(Extracted data entries)
┌────────

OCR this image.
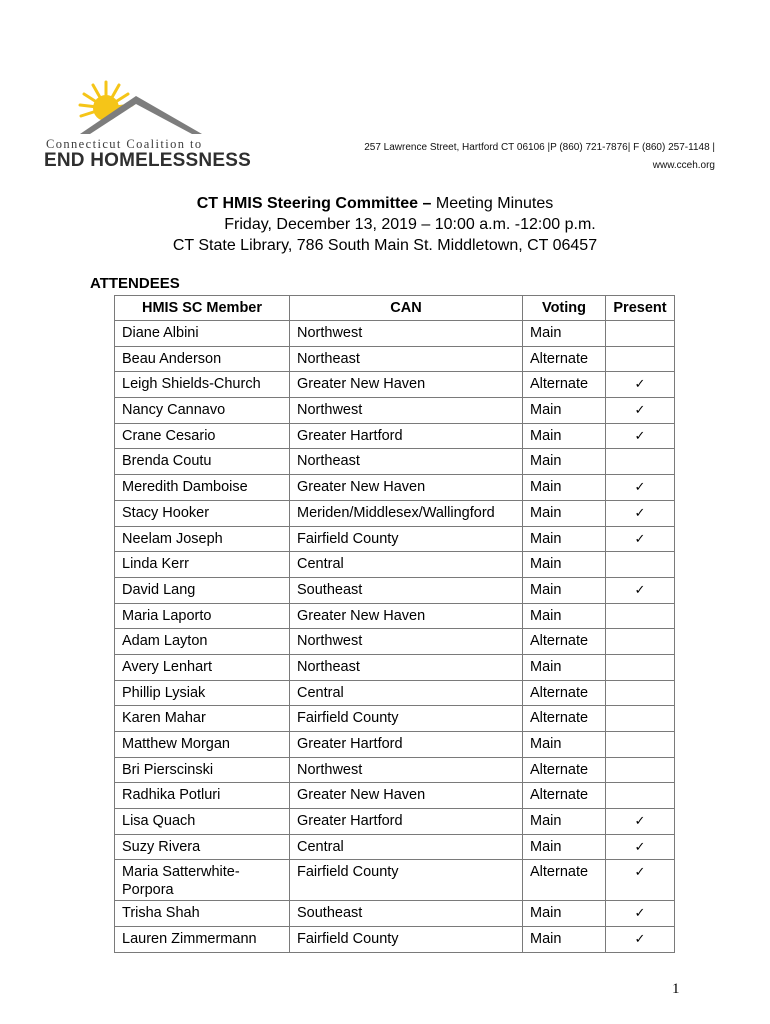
Connecticut Coalition to
END HOMELESSNESS
257 Lawrence Street, Hartford CT 06106 |P (860) 721-7876| F (860) 257-1148 |
www.cceh.org
CT HMIS Steering Committee – Meeting Minutes
Friday, December 13, 2019 – 10:00 a.m. -12:00 p.m.
CT State Library, 786 South Main St. Middletown, CT 06457
ATTENDEES
HMIS SC Member	CAN	Voting	Present
Diane Albini	Northwest	Main	
Beau Anderson	Northeast	Alternate	
Leigh Shields-Church	Greater New Haven	Alternate	✓
Nancy Cannavo	Northwest	Main	✓
Crane Cesario	Greater Hartford	Main	✓
Brenda Coutu	Northeast	Main	
Meredith Damboise	Greater New Haven	Main	✓
Stacy Hooker	Meriden/Middlesex/Wallingford	Main	✓
Neelam Joseph	Fairfield County	Main	✓
Linda Kerr	Central	Main	
David Lang	Southeast	Main	✓
Maria Laporto	Greater New Haven	Main	
Adam Layton	Northwest	Alternate	
Avery Lenhart	Northeast	Main	
Phillip Lysiak	Central	Alternate	
Karen Mahar	Fairfield County	Alternate	
Matthew Morgan	Greater Hartford	Main	
Bri Pierscinski	Northwest	Alternate	
Radhika Potluri	Greater New Haven	Alternate	
Lisa Quach	Greater Hartford	Main	✓
Suzy Rivera	Central	Main	✓
Maria Satterwhite-Porpora	Fairfield County	Alternate	✓
Trisha Shah	Southeast	Main	✓
Lauren Zimmermann	Fairfield County	Main	✓
1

└────────

PROMPT: Report how many lines in the records above contain the word "Central", giving only the number.

REPLY TO THE EXERCISE: 3